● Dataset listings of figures
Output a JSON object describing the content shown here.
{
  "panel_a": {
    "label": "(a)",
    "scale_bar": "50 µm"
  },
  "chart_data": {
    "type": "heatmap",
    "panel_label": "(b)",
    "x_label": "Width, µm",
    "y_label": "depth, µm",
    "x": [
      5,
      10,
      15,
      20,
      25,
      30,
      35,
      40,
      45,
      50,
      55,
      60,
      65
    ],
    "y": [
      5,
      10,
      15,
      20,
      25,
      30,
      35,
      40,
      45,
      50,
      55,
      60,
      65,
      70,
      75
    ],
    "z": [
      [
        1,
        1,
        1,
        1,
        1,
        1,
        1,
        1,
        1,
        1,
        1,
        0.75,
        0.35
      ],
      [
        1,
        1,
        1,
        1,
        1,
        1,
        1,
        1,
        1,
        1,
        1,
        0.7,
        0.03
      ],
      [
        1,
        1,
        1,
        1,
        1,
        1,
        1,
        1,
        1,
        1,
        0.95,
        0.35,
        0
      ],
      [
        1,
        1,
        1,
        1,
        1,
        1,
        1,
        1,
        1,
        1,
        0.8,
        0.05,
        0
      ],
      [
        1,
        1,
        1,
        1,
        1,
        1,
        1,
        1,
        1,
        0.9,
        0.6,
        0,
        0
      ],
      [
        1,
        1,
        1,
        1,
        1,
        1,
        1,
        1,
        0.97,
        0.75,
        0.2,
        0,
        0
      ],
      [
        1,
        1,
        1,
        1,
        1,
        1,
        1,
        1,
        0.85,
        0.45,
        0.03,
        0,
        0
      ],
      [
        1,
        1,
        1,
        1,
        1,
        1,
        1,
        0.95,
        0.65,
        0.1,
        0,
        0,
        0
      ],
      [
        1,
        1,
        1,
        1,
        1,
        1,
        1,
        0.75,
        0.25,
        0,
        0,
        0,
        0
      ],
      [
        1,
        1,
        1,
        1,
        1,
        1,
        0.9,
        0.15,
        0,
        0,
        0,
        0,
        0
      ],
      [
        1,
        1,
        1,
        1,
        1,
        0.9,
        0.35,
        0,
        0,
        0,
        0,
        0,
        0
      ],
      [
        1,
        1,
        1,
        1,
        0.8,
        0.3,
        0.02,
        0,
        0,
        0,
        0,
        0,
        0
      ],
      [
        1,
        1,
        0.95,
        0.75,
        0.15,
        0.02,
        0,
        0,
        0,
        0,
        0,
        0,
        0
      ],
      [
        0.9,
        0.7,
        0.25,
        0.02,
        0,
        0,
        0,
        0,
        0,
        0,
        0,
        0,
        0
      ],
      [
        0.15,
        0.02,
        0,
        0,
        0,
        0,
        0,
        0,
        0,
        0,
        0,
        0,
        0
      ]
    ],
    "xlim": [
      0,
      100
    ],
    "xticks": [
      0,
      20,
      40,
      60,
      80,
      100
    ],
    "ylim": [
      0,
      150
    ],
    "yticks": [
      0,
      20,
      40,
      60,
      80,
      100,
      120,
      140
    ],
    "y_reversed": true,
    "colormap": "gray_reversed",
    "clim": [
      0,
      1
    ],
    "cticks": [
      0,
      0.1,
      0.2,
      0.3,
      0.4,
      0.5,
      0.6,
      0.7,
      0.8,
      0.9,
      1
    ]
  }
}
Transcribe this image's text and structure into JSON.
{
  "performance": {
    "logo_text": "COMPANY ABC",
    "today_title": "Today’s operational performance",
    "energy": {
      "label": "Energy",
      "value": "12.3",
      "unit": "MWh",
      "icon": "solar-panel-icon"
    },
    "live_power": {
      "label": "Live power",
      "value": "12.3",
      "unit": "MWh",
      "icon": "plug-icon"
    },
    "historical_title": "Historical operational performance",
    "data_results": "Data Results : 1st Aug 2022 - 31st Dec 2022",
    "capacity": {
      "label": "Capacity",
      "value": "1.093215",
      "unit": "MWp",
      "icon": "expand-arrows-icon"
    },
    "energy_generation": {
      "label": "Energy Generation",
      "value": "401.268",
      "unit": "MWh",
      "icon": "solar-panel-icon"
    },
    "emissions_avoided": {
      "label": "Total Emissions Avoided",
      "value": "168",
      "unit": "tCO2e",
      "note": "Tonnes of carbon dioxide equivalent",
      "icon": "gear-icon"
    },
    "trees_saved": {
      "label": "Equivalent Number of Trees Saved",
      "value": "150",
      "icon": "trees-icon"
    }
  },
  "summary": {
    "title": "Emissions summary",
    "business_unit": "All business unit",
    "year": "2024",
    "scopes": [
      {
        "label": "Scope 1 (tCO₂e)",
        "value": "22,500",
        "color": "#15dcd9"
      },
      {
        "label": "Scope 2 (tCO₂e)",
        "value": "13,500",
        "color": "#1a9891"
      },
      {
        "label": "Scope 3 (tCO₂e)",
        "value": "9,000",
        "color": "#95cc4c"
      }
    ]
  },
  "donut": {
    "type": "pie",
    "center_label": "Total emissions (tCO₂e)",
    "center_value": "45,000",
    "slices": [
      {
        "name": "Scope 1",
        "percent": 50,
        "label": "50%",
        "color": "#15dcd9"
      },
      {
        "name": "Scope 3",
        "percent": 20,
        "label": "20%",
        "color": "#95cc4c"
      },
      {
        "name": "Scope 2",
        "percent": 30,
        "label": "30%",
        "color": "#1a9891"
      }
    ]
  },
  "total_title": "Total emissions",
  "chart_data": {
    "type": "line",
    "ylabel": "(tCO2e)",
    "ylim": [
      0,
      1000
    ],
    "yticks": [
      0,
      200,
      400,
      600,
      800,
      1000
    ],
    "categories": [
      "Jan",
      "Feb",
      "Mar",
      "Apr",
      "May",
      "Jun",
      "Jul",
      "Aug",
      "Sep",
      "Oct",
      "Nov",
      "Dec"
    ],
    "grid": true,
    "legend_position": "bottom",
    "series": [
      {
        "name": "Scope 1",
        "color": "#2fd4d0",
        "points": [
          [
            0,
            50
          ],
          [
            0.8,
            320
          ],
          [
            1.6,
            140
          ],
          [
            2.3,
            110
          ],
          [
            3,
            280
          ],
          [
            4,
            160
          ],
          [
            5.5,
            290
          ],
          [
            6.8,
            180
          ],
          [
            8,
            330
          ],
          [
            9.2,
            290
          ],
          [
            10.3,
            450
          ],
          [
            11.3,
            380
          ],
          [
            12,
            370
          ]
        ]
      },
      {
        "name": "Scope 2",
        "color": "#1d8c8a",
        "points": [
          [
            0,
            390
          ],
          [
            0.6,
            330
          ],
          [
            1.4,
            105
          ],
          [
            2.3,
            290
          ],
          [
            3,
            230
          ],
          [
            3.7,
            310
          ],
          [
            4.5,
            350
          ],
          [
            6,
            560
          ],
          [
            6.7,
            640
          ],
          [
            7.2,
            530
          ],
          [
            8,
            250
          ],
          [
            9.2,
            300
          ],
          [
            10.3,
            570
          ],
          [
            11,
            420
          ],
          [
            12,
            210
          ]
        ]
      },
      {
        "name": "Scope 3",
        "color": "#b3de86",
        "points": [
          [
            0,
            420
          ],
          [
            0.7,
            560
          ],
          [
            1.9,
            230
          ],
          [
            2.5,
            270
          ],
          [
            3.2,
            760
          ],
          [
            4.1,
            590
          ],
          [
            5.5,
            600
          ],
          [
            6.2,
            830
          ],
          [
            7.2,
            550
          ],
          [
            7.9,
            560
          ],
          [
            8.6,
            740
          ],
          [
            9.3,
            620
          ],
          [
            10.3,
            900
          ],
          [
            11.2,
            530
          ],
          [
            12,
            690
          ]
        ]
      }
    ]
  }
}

● Aim
Examine the data above and state how many of its lines contain the word "Total", with no further remarks.

● Worked answer
3